TO DO. Only a number is wanted: how many lines in the records below contain "红白理事会成员"?

SUPPLIED RECORDS.
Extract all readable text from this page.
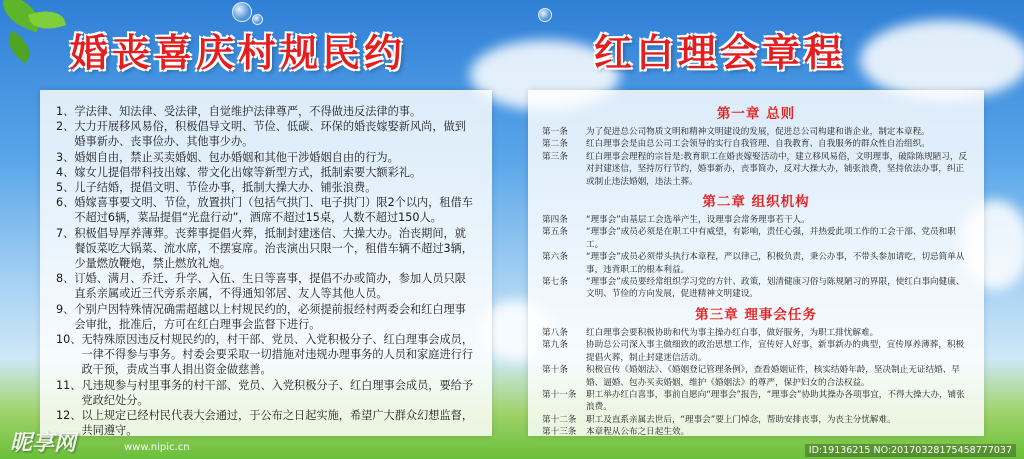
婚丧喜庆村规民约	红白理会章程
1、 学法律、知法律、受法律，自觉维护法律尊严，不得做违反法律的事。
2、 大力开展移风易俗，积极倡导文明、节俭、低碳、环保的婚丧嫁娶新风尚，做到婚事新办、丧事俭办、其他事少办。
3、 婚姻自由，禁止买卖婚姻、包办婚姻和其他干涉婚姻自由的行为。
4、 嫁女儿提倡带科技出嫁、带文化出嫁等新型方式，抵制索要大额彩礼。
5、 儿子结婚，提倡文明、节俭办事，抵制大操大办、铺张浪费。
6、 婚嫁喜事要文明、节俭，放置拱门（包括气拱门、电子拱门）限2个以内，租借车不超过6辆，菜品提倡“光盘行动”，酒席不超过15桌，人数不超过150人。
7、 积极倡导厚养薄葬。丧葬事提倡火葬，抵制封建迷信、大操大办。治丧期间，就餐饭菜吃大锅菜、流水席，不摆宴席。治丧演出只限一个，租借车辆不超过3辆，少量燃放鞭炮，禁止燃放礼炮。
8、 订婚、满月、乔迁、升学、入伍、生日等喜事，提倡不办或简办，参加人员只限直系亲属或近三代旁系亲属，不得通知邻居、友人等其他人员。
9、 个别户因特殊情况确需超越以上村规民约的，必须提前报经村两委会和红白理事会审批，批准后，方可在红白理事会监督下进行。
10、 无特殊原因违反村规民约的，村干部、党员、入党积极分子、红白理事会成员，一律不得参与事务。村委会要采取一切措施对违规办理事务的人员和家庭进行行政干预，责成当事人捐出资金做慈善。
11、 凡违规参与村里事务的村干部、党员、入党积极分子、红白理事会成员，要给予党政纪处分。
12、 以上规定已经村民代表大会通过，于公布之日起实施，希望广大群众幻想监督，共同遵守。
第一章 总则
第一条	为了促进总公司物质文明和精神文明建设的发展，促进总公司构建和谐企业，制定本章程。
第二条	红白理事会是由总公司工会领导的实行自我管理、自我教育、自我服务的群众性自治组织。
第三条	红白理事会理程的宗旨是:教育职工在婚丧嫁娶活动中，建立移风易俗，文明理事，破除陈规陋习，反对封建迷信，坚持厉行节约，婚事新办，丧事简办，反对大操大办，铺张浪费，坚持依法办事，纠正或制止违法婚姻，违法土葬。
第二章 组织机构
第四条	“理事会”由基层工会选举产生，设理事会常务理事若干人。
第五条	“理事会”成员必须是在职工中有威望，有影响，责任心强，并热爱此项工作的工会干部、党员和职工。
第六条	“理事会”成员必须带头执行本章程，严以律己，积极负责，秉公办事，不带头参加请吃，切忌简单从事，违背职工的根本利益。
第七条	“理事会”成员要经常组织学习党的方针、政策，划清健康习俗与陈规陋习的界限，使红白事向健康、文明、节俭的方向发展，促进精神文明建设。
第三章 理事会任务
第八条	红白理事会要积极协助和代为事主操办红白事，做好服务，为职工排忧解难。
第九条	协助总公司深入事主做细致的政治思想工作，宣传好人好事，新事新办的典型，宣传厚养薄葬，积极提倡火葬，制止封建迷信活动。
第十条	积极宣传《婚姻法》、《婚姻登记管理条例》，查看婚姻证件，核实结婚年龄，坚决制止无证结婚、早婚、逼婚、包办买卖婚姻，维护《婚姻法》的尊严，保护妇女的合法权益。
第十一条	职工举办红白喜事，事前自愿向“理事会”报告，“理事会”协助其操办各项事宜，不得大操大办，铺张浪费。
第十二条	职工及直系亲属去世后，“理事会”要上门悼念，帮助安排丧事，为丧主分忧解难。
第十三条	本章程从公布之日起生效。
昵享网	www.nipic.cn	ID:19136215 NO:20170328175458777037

ANSWER TO THE TASK. 2